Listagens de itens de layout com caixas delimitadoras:
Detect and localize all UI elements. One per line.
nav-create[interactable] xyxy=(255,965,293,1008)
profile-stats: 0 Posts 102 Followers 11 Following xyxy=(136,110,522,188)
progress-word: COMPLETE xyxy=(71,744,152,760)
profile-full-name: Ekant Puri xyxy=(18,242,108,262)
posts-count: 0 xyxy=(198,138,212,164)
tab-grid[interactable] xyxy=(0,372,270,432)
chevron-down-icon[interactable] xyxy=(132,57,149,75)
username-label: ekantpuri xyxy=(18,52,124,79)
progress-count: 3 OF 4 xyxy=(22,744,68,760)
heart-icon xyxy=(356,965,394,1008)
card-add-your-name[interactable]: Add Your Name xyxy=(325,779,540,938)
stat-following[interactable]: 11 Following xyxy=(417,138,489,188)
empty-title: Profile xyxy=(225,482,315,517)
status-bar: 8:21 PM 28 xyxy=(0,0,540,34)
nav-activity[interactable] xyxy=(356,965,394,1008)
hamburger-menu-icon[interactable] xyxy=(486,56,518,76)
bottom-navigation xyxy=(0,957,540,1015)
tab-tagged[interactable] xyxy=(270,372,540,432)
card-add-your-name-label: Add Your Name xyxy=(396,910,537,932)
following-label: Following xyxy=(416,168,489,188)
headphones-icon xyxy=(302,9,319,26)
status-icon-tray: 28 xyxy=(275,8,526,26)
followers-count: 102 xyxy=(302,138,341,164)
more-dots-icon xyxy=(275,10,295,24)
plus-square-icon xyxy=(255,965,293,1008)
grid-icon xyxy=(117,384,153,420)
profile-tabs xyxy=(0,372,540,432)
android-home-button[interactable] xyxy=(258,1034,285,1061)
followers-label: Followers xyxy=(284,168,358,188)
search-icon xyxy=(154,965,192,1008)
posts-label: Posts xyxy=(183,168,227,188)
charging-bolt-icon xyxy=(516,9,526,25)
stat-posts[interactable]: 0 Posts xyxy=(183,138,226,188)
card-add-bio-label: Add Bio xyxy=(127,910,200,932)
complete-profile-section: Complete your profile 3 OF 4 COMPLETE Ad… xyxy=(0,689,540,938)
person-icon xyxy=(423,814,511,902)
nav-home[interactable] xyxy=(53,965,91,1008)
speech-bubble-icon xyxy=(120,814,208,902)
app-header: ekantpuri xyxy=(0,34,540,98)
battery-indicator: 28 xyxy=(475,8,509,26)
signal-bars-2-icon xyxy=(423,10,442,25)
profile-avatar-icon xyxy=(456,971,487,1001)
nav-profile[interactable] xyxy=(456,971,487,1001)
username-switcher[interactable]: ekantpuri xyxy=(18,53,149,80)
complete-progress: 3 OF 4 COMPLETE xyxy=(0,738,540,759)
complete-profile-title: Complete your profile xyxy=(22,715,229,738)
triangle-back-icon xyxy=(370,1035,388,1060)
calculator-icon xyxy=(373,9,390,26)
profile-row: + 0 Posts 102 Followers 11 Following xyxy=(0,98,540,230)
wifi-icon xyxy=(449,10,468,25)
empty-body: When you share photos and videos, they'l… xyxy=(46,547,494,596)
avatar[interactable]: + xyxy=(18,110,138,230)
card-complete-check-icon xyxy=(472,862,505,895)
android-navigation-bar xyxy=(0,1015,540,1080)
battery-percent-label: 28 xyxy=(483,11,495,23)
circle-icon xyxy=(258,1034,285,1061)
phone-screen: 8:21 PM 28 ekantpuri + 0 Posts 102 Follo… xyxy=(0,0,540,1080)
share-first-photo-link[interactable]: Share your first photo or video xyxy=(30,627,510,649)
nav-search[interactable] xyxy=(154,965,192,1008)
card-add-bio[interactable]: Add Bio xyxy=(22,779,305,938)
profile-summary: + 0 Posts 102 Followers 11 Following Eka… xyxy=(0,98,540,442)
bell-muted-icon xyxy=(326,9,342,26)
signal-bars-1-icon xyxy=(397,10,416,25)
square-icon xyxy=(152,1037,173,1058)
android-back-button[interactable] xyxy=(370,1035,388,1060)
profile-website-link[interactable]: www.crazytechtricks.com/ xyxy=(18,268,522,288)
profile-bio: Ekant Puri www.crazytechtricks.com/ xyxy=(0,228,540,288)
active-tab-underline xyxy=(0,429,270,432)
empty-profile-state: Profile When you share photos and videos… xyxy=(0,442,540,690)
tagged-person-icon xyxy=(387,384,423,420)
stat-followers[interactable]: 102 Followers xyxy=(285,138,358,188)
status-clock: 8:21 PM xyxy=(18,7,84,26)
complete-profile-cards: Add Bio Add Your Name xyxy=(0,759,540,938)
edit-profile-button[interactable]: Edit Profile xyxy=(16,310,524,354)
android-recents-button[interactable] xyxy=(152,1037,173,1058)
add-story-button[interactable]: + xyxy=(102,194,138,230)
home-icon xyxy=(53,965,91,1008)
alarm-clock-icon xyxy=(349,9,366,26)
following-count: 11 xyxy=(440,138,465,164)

◆ Requisitos ◆
Reproduza todas as linhas dos dados acima, sem nenhuma alteração.

◆ Resolução do exercício ◆
Detect and localize all UI elements. One per line.
nav-create[interactable] xyxy=(255,965,293,1008)
profile-stats: 0 Posts 102 Followers 11 Following xyxy=(136,110,522,188)
progress-word: COMPLETE xyxy=(71,744,152,760)
profile-full-name: Ekant Puri xyxy=(18,242,108,262)
posts-count: 0 xyxy=(198,138,212,164)
tab-grid[interactable] xyxy=(0,372,270,432)
chevron-down-icon[interactable] xyxy=(132,57,149,75)
username-label: ekantpuri xyxy=(18,52,124,79)
progress-count: 3 OF 4 xyxy=(22,744,68,760)
heart-icon xyxy=(356,965,394,1008)
card-add-your-name[interactable]: Add Your Name xyxy=(325,779,540,938)
stat-following[interactable]: 11 Following xyxy=(417,138,489,188)
empty-title: Profile xyxy=(225,482,315,517)
status-bar: 8:21 PM 28 xyxy=(0,0,540,34)
nav-activity[interactable] xyxy=(356,965,394,1008)
hamburger-menu-icon[interactable] xyxy=(486,56,518,76)
bottom-navigation xyxy=(0,957,540,1015)
tab-tagged[interactable] xyxy=(270,372,540,432)
card-add-your-name-label: Add Your Name xyxy=(396,910,537,932)
following-label: Following xyxy=(416,168,489,188)
headphones-icon xyxy=(302,9,319,26)
status-icon-tray: 28 xyxy=(275,8,526,26)
followers-count: 102 xyxy=(302,138,341,164)
more-dots-icon xyxy=(275,10,295,24)
plus-square-icon xyxy=(255,965,293,1008)
grid-icon xyxy=(117,384,153,420)
profile-tabs xyxy=(0,372,540,432)
android-home-button[interactable] xyxy=(258,1034,285,1061)
followers-label: Followers xyxy=(284,168,358,188)
search-icon xyxy=(154,965,192,1008)
posts-label: Posts xyxy=(183,168,227,188)
charging-bolt-icon xyxy=(516,9,526,25)
stat-posts[interactable]: 0 Posts xyxy=(183,138,226,188)
card-add-bio-label: Add Bio xyxy=(127,910,200,932)
complete-profile-section: Complete your profile 3 OF 4 COMPLETE Ad… xyxy=(0,689,540,938)
person-icon xyxy=(423,814,511,902)
nav-home[interactable] xyxy=(53,965,91,1008)
speech-bubble-icon xyxy=(120,814,208,902)
app-header: ekantpuri xyxy=(0,34,540,98)
battery-indicator: 28 xyxy=(475,8,509,26)
signal-bars-2-icon xyxy=(423,10,442,25)
profile-avatar-icon xyxy=(456,971,487,1001)
nav-profile[interactable] xyxy=(456,971,487,1001)
username-switcher[interactable]: ekantpuri xyxy=(18,53,149,80)
complete-progress: 3 OF 4 COMPLETE xyxy=(0,738,540,759)
complete-profile-title: Complete your profile xyxy=(22,715,229,738)
triangle-back-icon xyxy=(370,1035,388,1060)
calculator-icon xyxy=(373,9,390,26)
profile-row: + 0 Posts 102 Followers 11 Following xyxy=(0,98,540,230)
wifi-icon xyxy=(449,10,468,25)
empty-body: When you share photos and videos, they'l… xyxy=(46,547,494,596)
avatar[interactable]: + xyxy=(18,110,138,230)
card-complete-check-icon xyxy=(472,862,505,895)
android-navigation-bar xyxy=(0,1015,540,1080)
battery-percent-label: 28 xyxy=(483,11,495,23)
circle-icon xyxy=(258,1034,285,1061)
phone-screen: 8:21 PM 28 ekantpuri + 0 Posts 102 Follo… xyxy=(0,0,540,1080)
share-first-photo-link[interactable]: Share your first photo or video xyxy=(30,627,510,649)
nav-search[interactable] xyxy=(154,965,192,1008)
card-add-bio[interactable]: Add Bio xyxy=(22,779,305,938)
profile-summary: + 0 Posts 102 Followers 11 Following Eka… xyxy=(0,98,540,442)
bell-muted-icon xyxy=(326,9,342,26)
signal-bars-1-icon xyxy=(397,10,416,25)
square-icon xyxy=(152,1037,173,1058)
android-back-button[interactable] xyxy=(370,1035,388,1060)
profile-website-link[interactable]: www.crazytechtricks.com/ xyxy=(18,268,522,288)
profile-bio: Ekant Puri www.crazytechtricks.com/ xyxy=(0,228,540,288)
active-tab-underline xyxy=(0,429,270,432)
empty-profile-state: Profile When you share photos and videos… xyxy=(0,442,540,690)
tagged-person-icon xyxy=(387,384,423,420)
stat-followers[interactable]: 102 Followers xyxy=(285,138,358,188)
status-clock: 8:21 PM xyxy=(18,7,84,26)
complete-profile-cards: Add Bio Add Your Name xyxy=(0,759,540,938)
edit-profile-button[interactable]: Edit Profile xyxy=(16,310,524,354)
android-recents-button[interactable] xyxy=(152,1037,173,1058)
add-story-button[interactable]: + xyxy=(102,194,138,230)
home-icon xyxy=(53,965,91,1008)
alarm-clock-icon xyxy=(349,9,366,26)
following-count: 11 xyxy=(440,138,465,164)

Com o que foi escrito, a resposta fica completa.